■ STATED EXERCISE
Copy the lines that follow, keeping every character the same.

■ DATA TO PROCESS
════════

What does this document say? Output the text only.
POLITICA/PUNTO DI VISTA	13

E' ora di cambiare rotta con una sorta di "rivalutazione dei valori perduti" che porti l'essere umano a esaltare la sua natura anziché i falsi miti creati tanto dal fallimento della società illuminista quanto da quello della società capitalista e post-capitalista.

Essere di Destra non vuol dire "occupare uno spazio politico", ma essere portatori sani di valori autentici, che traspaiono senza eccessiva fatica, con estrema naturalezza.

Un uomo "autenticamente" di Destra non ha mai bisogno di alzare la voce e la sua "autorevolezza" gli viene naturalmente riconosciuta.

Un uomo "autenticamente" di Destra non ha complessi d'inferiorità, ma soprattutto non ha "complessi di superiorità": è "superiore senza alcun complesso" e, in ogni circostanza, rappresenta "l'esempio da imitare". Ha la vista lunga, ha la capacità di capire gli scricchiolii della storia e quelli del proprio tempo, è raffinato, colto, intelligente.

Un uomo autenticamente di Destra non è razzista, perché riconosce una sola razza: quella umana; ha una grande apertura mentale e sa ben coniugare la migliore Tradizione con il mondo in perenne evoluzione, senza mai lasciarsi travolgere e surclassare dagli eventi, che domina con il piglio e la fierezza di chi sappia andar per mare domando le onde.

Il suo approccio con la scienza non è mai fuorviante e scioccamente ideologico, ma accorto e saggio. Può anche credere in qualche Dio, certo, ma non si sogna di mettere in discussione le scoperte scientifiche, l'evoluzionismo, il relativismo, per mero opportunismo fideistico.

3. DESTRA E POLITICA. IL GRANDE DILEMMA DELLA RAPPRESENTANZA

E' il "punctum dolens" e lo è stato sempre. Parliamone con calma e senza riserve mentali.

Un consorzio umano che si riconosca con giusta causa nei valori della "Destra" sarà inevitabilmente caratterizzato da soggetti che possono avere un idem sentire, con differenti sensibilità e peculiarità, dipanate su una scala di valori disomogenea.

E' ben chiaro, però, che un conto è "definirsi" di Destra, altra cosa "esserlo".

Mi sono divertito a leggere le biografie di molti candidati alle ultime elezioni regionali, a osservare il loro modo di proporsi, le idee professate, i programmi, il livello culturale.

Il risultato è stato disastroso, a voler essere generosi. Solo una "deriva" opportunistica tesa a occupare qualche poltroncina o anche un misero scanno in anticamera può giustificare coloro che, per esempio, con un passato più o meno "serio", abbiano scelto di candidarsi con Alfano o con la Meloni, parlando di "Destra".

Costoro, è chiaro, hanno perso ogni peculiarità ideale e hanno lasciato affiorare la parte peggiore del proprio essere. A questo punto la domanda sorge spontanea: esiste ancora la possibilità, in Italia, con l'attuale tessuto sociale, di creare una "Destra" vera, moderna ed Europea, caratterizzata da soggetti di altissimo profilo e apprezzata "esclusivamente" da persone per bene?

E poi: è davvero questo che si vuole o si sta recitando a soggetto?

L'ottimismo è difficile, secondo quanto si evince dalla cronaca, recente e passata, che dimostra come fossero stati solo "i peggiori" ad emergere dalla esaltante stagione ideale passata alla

════════

■ EXERCISE ANSWER
What does this document say? Output the text only.
POLITICA/PUNTO DI VISTA	13

E' ora di cambiare rotta con una sorta di "rivalutazione dei valori perduti" che porti l'essere umano a esaltare la sua natura anziché i falsi miti creati tanto dal fallimento della società illuminista quanto da quello della società capitalista e post-capitalista.

Essere di Destra non vuol dire "occupare uno spazio politico", ma essere portatori sani di valori autentici, che traspaiono senza eccessiva fatica, con estrema naturalezza.

Un uomo "autenticamente" di Destra non ha mai bisogno di alzare la voce e la sua "autorevolezza" gli viene naturalmente riconosciuta.

Un uomo "autenticamente" di Destra non ha complessi d'inferiorità, ma soprattutto non ha "complessi di superiorità": è "superiore senza alcun complesso" e, in ogni circostanza, rappresenta "l'esempio da imitare". Ha la vista lunga, ha la capacità di capire gli scricchiolii della storia e quelli del proprio tempo, è raffinato, colto, intelligente.

Un uomo autenticamente di Destra non è razzista, perché riconosce una sola razza: quella umana; ha una grande apertura mentale e sa ben coniugare la migliore Tradizione con il mondo in perenne evoluzione, senza mai lasciarsi travolgere e surclassare dagli eventi, che domina con il piglio e la fierezza di chi sappia andar per mare domando le onde.

Il suo approccio con la scienza non è mai fuorviante e scioccamente ideologico, ma accorto e saggio. Può anche credere in qualche Dio, certo, ma non si sogna di mettere in discussione le scoperte scientifiche, l'evoluzionismo, il relativismo, per mero opportunismo fideistico.

3. DESTRA E POLITICA. IL GRANDE DILEMMA DELLA RAPPRESENTANZA

E' il "punctum dolens" e lo è stato sempre. Parliamone con calma e senza riserve mentali.

Un consorzio umano che si riconosca con giusta causa nei valori della "Destra" sarà inevitabilmente caratterizzato da soggetti che possono avere un idem sentire, con differenti sensibilità e peculiarità, dipanate su una scala di valori disomogenea.

E' ben chiaro, però, che un conto è "definirsi" di Destra, altra cosa "esserlo".

Mi sono divertito a leggere le biografie di molti candidati alle ultime elezioni regionali, a osservare il loro modo di proporsi, le idee professate, i programmi, il livello culturale.

Il risultato è stato disastroso, a voler essere generosi. Solo una "deriva" opportunistica tesa a occupare qualche poltroncina o anche un misero scanno in anticamera può giustificare coloro che, per esempio, con un passato più o meno "serio", abbiano scelto di candidarsi con Alfano o con la Meloni, parlando di "Destra".

Costoro, è chiaro, hanno perso ogni peculiarità ideale e hanno lasciato affiorare la parte peggiore del proprio essere. A questo punto la domanda sorge spontanea: esiste ancora la possibilità, in Italia, con l'attuale tessuto sociale, di creare una "Destra" vera, moderna ed Europea, caratterizzata da soggetti di altissimo profilo e apprezzata "esclusivamente" da persone per bene?

E poi: è davvero questo che si vuole o si sta recitando a soggetto?

L'ottimismo è difficile, secondo quanto si evince dalla cronaca, recente e passata, che dimostra come fossero stati solo "i peggiori" ad emergere dalla esaltante stagione ideale passata alla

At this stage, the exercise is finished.